-- START Task data --

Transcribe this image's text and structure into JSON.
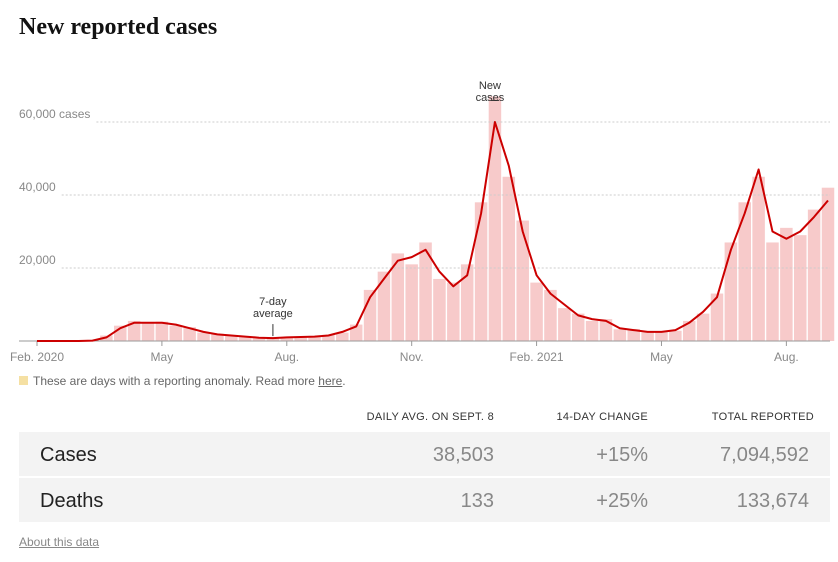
{
  "chart_data": {
    "type": "bar-line",
    "title": "New reported cases",
    "categories": [
      "Feb. 2020",
      null,
      null,
      null,
      null,
      null,
      null,
      null,
      null,
      "May",
      null,
      null,
      null,
      null,
      null,
      null,
      null,
      null,
      "Aug.",
      null,
      null,
      null,
      null,
      null,
      null,
      null,
      null,
      "Nov.",
      null,
      null,
      null,
      null,
      null,
      null,
      null,
      null,
      "Feb. 2021",
      null,
      null,
      null,
      null,
      null,
      null,
      null,
      null,
      "May",
      null,
      null,
      null,
      null,
      null,
      null,
      null,
      null,
      "Aug.",
      null,
      null,
      null
    ],
    "series": [
      {
        "name": "New cases",
        "color": "#f7caca",
        "values": [
          0,
          0,
          0,
          0,
          200,
          1500,
          4200,
          5500,
          4800,
          5300,
          4200,
          3800,
          2300,
          2000,
          1400,
          1300,
          1000,
          700,
          1100,
          1000,
          1300,
          1700,
          2300,
          4500,
          14000,
          19000,
          24000,
          21000,
          27000,
          17000,
          16000,
          21000,
          38000,
          67000,
          45000,
          33000,
          16000,
          14000,
          9000,
          7500,
          5500,
          6000,
          3200,
          3300,
          2400,
          2700,
          2800,
          5500,
          7500,
          13000,
          27000,
          38000,
          45000,
          27000,
          31000,
          29000,
          36000,
          42000
        ]
      },
      {
        "name": "7-day average",
        "color": "#cc0000",
        "values": [
          0,
          0,
          0,
          0,
          100,
          1000,
          3500,
          5000,
          5000,
          5000,
          4500,
          3500,
          2500,
          1800,
          1500,
          1200,
          900,
          800,
          1000,
          1100,
          1200,
          1500,
          2500,
          4000,
          12000,
          17000,
          22000,
          23000,
          25000,
          19000,
          15000,
          18000,
          35000,
          60000,
          48000,
          30000,
          18000,
          13000,
          10000,
          7000,
          6000,
          5500,
          3500,
          3000,
          2500,
          2500,
          3000,
          5000,
          8000,
          12000,
          25000,
          35000,
          47000,
          30000,
          28000,
          30000,
          34000,
          38500
        ]
      }
    ],
    "ylim": [
      0,
      70000
    ],
    "yticks": [
      {
        "value": 20000,
        "label": "20,000"
      },
      {
        "value": 40000,
        "label": "40,000"
      },
      {
        "value": 60000,
        "label": "60,000 cases"
      }
    ],
    "grid": true
  },
  "note": {
    "text": "These are days with a reporting anomaly. Read more",
    "link": "here",
    "end": "."
  },
  "table": {
    "headers": [
      "DAILY AVG. ON SEPT. 8",
      "14-DAY CHANGE",
      "TOTAL REPORTED"
    ],
    "rows": [
      [
        "Cases",
        "38,503",
        "+15%",
        "7,094,592"
      ],
      [
        "Deaths",
        "133",
        "+25%",
        "133,674"
      ]
    ]
  },
  "footer": "About this data"
}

-- END Task data --

- Brief -
Copy out every line in the entries above that holds "label".

- Result for this task -
        "label": "20,000"
        "label": "40,000"
        "label": "60,000 cases"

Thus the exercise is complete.